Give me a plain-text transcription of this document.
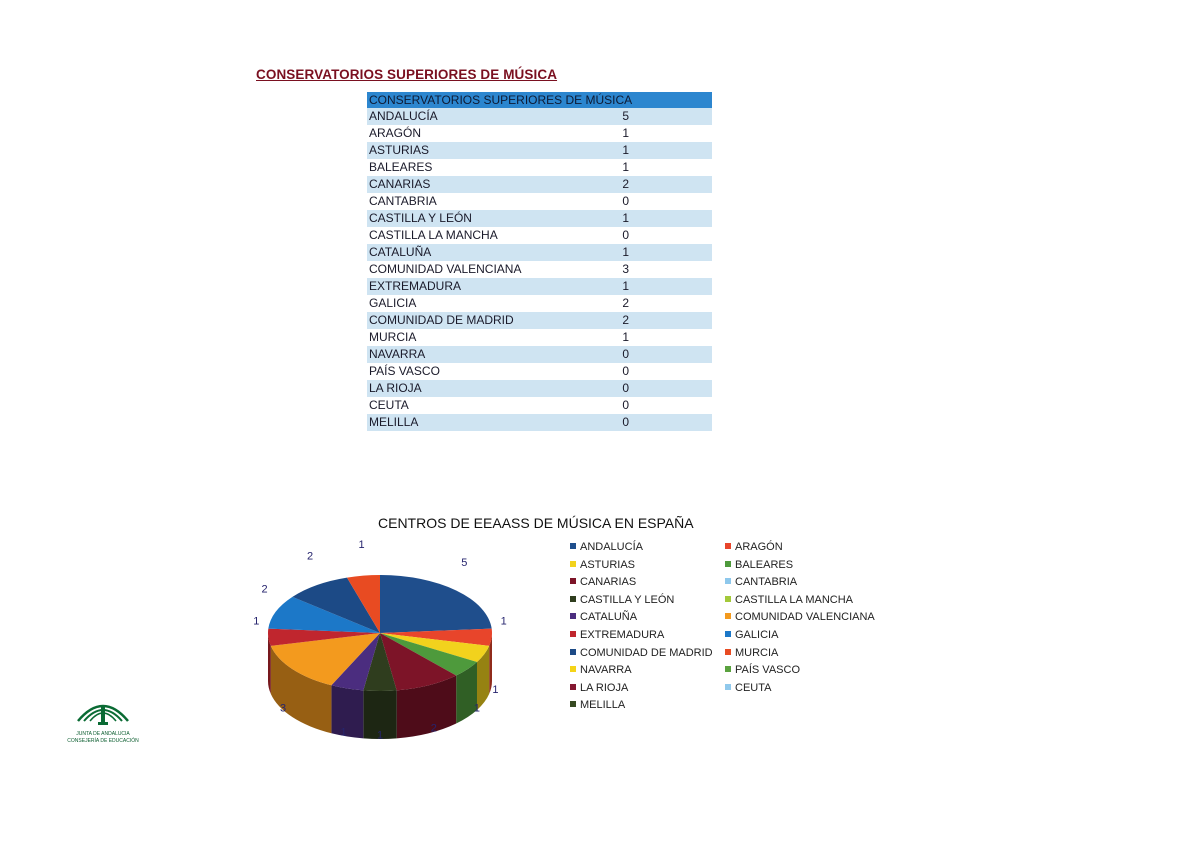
CONSERVATORIOS SUPERIORES DE MÚSICA
CONSERVATORIOS SUPERIORES DE MÚSICA	
ANDALUCÍA	5
ARAGÓN	1
ASTURIAS	1
BALEARES	1
CANARIAS	2
CANTABRIA	0
CASTILLA Y LEÓN	1
CASTILLA LA MANCHA	0
CATALUÑA	1
COMUNIDAD VALENCIANA	3
EXTREMADURA	1
GALICIA	2
COMUNIDAD DE MADRID	2
MURCIA	1
NAVARRA	0
PAÍS VASCO	0
LA RIOJA	0
CEUTA	0
MELILLA	0
CENTROS DE EEAASS DE MÚSICA EN ESPAÑA
5
1
1
1
2
1
1
3
1
2
2
1	ANDALUCÍA	ARAGÓN
ASTURIAS	BALEARES
CANARIAS	CANTABRIA
CASTILLA Y LEÓN	CASTILLA LA MANCHA
CATALUÑA	COMUNIDAD VALENCIANA
EXTREMADURA	GALICIA
COMUNIDAD DE MADRID	MURCIA
NAVARRA	PAÍS VASCO
LA RIOJA	CEUTA
MELILLA
JUNTA DE ANDALUCIA
CONSEJERÍA DE EDUCACIÓN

========

**Stated problem**
Tally the lines containing "MANCHA". Provide the number without any other words.

**Answer to this exercise**
2